• **What you will do**:
Return each of the items below line for line, without changing a single character.

• **Stored data**:
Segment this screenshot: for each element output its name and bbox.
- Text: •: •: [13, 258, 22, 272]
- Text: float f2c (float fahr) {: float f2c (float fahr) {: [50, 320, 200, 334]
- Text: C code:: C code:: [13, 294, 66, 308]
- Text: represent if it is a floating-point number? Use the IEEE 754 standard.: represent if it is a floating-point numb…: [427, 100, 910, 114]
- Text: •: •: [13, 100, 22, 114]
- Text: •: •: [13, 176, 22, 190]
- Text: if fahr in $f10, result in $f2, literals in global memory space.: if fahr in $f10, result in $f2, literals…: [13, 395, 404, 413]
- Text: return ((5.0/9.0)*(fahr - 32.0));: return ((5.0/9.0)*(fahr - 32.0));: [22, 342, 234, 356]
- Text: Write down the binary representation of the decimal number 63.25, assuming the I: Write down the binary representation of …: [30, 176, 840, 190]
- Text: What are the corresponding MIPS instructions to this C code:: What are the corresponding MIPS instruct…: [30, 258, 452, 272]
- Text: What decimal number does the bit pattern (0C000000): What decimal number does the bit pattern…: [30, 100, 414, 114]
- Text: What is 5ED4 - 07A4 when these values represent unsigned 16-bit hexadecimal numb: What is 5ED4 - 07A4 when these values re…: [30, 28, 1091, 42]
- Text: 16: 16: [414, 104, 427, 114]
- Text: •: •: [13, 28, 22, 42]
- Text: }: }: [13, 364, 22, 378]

• **The completed task**:
Segment this screenshot: for each element output its name and bbox.
- Text: •: •: [13, 258, 22, 272]
- Text: float f2c (float fahr) {: float f2c (float fahr) {: [50, 320, 200, 334]
- Text: C code:: C code:: [13, 294, 66, 308]
- Text: represent if it is a floating-point number? Use the IEEE 754 standard.: represent if it is a floating-point numb…: [427, 100, 910, 114]
- Text: •: •: [13, 100, 22, 114]
- Text: •: •: [13, 176, 22, 190]
- Text: if fahr in $f10, result in $f2, literals in global memory space.: if fahr in $f10, result in $f2, literals…: [13, 395, 404, 413]
- Text: return ((5.0/9.0)*(fahr - 32.0));: return ((5.0/9.0)*(fahr - 32.0));: [22, 342, 234, 356]
- Text: Write down the binary representation of the decimal number 63.25, assuming the I: Write down the binary representation of …: [30, 176, 840, 190]
- Text: What are the corresponding MIPS instructions to this C code:: What are the corresponding MIPS instruct…: [30, 258, 452, 272]
- Text: What decimal number does the bit pattern (0C000000): What decimal number does the bit pattern…: [30, 100, 414, 114]
- Text: What is 5ED4 - 07A4 when these values represent unsigned 16-bit hexadecimal numb: What is 5ED4 - 07A4 when these values re…: [30, 28, 1091, 42]
- Text: 16: 16: [414, 104, 427, 114]
- Text: •: •: [13, 28, 22, 42]
- Text: }: }: [13, 364, 22, 378]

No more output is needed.